━━━ Exercise data ━━━

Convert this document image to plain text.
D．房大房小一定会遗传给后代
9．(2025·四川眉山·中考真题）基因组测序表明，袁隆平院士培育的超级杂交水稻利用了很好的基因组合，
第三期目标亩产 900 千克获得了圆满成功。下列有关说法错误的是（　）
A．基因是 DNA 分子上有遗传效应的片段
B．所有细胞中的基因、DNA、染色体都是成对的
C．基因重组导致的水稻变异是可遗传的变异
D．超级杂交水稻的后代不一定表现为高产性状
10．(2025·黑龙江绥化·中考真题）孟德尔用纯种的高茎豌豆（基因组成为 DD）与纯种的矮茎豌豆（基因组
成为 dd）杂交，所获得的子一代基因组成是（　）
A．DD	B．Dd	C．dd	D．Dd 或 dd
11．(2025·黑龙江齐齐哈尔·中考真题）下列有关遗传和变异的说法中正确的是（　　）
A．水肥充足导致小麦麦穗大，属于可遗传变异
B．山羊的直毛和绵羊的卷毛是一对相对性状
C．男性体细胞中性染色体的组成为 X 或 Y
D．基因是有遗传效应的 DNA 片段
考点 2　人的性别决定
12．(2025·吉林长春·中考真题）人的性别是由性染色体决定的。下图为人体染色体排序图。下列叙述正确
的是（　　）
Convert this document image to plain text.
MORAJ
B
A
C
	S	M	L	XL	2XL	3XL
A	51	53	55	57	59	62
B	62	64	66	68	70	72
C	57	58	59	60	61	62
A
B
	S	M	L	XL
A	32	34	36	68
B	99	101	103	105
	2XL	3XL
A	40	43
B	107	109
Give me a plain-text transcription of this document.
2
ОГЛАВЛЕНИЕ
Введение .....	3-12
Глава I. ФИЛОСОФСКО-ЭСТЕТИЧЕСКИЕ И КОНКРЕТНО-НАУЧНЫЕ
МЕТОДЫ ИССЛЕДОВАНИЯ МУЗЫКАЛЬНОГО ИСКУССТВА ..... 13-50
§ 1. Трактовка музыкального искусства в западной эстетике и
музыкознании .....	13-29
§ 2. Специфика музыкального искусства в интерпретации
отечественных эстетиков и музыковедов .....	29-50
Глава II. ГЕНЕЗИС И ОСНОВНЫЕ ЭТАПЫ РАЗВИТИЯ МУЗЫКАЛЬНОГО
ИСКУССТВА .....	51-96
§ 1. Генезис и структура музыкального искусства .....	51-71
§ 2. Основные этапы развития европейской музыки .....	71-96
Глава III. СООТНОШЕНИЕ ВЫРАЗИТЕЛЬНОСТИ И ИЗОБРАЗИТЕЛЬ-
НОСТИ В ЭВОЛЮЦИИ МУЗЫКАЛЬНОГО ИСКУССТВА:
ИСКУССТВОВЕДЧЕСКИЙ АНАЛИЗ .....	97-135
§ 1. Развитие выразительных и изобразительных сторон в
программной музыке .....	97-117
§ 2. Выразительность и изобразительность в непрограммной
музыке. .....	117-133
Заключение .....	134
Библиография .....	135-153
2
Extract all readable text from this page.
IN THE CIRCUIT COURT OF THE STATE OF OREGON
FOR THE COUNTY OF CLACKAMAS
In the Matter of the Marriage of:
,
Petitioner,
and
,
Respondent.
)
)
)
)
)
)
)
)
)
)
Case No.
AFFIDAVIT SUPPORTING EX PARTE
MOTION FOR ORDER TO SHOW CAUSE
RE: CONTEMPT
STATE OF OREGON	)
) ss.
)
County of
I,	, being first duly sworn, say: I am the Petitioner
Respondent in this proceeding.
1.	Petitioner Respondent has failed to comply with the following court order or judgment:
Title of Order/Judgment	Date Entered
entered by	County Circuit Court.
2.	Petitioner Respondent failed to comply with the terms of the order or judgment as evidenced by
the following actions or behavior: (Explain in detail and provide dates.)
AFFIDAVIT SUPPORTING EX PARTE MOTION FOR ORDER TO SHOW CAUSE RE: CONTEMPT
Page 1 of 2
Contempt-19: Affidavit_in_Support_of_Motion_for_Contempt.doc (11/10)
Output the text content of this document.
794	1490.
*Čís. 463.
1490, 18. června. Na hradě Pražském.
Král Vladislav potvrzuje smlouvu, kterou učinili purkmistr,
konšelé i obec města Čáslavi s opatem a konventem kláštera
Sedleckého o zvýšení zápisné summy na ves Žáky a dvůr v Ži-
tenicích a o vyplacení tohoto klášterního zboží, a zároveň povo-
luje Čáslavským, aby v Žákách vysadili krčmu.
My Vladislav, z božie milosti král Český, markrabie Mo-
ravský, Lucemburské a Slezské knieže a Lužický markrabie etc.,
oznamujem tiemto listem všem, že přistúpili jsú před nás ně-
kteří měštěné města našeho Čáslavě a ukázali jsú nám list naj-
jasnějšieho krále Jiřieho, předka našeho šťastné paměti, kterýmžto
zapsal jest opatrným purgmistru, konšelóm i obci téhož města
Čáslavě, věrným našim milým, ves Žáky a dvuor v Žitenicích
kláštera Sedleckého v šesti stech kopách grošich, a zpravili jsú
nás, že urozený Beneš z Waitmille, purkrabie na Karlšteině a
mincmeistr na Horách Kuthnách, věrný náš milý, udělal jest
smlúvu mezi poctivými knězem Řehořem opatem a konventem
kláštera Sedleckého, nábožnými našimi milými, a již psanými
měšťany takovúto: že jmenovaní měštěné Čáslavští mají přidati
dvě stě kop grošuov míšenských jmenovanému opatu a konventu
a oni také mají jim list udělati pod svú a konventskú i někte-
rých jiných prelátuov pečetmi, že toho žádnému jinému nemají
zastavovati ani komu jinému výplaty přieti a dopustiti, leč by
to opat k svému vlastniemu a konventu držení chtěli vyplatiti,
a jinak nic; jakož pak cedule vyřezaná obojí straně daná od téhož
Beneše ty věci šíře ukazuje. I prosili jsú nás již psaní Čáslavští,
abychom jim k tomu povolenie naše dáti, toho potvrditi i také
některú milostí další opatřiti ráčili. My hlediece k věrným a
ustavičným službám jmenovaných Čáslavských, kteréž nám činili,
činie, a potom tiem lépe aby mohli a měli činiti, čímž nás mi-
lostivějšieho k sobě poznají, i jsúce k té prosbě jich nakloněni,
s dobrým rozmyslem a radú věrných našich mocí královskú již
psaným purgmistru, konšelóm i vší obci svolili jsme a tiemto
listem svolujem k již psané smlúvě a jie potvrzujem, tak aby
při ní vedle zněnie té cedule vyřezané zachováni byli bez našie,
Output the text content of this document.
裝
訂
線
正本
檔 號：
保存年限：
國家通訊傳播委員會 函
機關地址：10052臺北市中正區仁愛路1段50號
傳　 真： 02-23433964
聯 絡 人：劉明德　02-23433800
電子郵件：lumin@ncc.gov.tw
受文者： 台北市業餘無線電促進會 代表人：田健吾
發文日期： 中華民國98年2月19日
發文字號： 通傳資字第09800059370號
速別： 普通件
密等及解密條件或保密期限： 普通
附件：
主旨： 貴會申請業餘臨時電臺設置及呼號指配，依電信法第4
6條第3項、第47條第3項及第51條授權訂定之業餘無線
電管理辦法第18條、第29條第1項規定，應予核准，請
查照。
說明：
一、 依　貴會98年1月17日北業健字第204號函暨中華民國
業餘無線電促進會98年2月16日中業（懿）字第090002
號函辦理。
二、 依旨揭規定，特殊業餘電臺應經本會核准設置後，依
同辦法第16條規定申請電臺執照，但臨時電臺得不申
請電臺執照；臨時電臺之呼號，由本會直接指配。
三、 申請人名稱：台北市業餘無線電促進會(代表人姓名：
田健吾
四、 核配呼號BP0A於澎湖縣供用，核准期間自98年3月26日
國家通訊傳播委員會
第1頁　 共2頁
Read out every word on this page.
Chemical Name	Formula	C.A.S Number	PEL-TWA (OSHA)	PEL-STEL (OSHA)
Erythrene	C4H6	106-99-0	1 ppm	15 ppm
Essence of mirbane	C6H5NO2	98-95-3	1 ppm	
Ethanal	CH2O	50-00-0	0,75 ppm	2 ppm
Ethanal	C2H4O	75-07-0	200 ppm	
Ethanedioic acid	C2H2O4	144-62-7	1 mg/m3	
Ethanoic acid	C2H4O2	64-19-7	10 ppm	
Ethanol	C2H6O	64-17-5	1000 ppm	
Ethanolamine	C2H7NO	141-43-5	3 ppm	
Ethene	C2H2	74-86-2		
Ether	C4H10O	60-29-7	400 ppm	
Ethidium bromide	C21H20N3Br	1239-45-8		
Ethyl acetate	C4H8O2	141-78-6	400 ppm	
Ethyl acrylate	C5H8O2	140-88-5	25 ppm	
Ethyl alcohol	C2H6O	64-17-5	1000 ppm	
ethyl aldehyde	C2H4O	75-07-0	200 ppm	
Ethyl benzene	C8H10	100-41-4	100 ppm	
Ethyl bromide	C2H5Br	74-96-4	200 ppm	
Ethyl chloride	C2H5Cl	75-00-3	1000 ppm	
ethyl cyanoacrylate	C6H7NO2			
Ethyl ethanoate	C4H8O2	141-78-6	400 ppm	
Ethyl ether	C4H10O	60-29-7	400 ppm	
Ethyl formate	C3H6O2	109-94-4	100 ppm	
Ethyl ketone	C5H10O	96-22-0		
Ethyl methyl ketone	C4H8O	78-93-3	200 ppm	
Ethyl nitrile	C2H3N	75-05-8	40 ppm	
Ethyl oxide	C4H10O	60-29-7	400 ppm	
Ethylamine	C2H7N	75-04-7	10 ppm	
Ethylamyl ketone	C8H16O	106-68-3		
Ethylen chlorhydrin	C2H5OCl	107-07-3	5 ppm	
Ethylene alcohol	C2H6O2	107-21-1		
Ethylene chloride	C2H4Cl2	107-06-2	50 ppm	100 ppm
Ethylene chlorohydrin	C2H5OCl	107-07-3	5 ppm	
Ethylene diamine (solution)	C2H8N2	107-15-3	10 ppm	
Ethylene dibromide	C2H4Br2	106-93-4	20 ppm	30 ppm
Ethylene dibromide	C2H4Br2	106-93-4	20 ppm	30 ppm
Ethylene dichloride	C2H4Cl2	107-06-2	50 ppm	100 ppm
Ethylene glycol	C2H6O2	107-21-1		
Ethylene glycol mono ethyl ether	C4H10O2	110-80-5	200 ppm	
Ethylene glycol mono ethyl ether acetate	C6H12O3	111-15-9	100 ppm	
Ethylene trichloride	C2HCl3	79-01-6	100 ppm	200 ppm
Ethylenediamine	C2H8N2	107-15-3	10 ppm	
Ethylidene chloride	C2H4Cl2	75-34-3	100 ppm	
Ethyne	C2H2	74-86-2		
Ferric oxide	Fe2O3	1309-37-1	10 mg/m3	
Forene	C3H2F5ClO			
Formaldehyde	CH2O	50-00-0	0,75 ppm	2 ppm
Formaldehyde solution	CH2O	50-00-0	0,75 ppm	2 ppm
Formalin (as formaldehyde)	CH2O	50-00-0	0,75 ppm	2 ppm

━━━

= Directive =
Take every line from the data above that holds "listem" and copy it out.

= Output for this exercise =
oznamujem tiemto listem všem, že přistúpili jsú před nás ně-
listem svolujem k již psané smlúvě a jie potvrzujem, tak aby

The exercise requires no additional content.